**What is being asked:** Transcribe every line exactly. Leave the pictures behind.

**Working data:**
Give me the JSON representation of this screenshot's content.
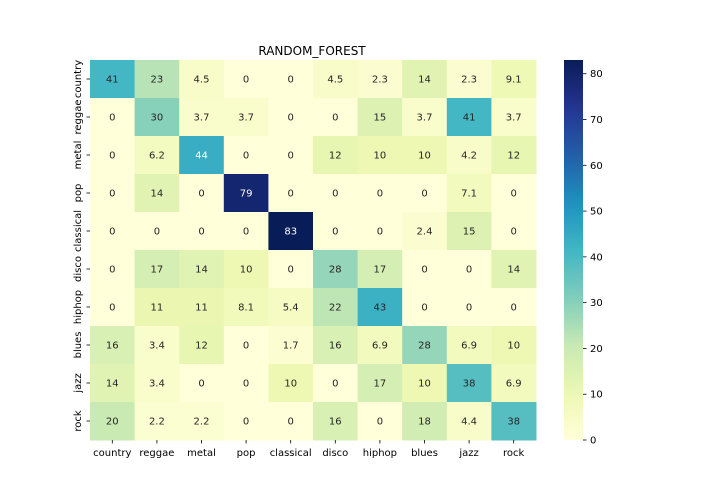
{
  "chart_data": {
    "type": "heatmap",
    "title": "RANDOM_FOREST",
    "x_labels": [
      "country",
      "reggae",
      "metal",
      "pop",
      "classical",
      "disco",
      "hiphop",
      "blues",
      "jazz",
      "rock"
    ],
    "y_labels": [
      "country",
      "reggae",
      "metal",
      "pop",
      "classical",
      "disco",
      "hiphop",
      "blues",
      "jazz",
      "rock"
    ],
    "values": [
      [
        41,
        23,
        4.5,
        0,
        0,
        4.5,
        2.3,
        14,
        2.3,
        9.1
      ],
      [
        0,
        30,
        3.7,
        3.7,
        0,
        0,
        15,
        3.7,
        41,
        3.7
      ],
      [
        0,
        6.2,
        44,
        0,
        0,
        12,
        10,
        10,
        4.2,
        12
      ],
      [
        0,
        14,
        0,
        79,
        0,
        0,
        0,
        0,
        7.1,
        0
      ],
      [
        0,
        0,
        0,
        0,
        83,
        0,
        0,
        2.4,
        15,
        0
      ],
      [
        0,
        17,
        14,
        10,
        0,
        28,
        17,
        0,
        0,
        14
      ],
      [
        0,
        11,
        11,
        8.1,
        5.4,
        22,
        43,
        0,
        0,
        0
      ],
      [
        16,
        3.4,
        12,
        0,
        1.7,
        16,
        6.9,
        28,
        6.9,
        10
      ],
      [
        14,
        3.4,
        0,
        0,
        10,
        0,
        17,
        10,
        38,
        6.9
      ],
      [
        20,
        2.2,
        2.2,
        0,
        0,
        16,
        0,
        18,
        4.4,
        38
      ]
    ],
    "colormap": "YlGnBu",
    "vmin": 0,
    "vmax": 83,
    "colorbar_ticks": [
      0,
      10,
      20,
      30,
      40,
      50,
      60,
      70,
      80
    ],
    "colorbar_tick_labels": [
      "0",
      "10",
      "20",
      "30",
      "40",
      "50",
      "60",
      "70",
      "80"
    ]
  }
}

**Answer in full:**
Give me the JSON representation of this screenshot's content.
{
  "chart_data": {
    "type": "heatmap",
    "title": "RANDOM_FOREST",
    "x_labels": [
      "country",
      "reggae",
      "metal",
      "pop",
      "classical",
      "disco",
      "hiphop",
      "blues",
      "jazz",
      "rock"
    ],
    "y_labels": [
      "country",
      "reggae",
      "metal",
      "pop",
      "classical",
      "disco",
      "hiphop",
      "blues",
      "jazz",
      "rock"
    ],
    "values": [
      [
        41,
        23,
        4.5,
        0,
        0,
        4.5,
        2.3,
        14,
        2.3,
        9.1
      ],
      [
        0,
        30,
        3.7,
        3.7,
        0,
        0,
        15,
        3.7,
        41,
        3.7
      ],
      [
        0,
        6.2,
        44,
        0,
        0,
        12,
        10,
        10,
        4.2,
        12
      ],
      [
        0,
        14,
        0,
        79,
        0,
        0,
        0,
        0,
        7.1,
        0
      ],
      [
        0,
        0,
        0,
        0,
        83,
        0,
        0,
        2.4,
        15,
        0
      ],
      [
        0,
        17,
        14,
        10,
        0,
        28,
        17,
        0,
        0,
        14
      ],
      [
        0,
        11,
        11,
        8.1,
        5.4,
        22,
        43,
        0,
        0,
        0
      ],
      [
        16,
        3.4,
        12,
        0,
        1.7,
        16,
        6.9,
        28,
        6.9,
        10
      ],
      [
        14,
        3.4,
        0,
        0,
        10,
        0,
        17,
        10,
        38,
        6.9
      ],
      [
        20,
        2.2,
        2.2,
        0,
        0,
        16,
        0,
        18,
        4.4,
        38
      ]
    ],
    "colormap": "YlGnBu",
    "vmin": 0,
    "vmax": 83,
    "colorbar_ticks": [
      0,
      10,
      20,
      30,
      40,
      50,
      60,
      70,
      80
    ],
    "colorbar_tick_labels": [
      "0",
      "10",
      "20",
      "30",
      "40",
      "50",
      "60",
      "70",
      "80"
    ]
  }
}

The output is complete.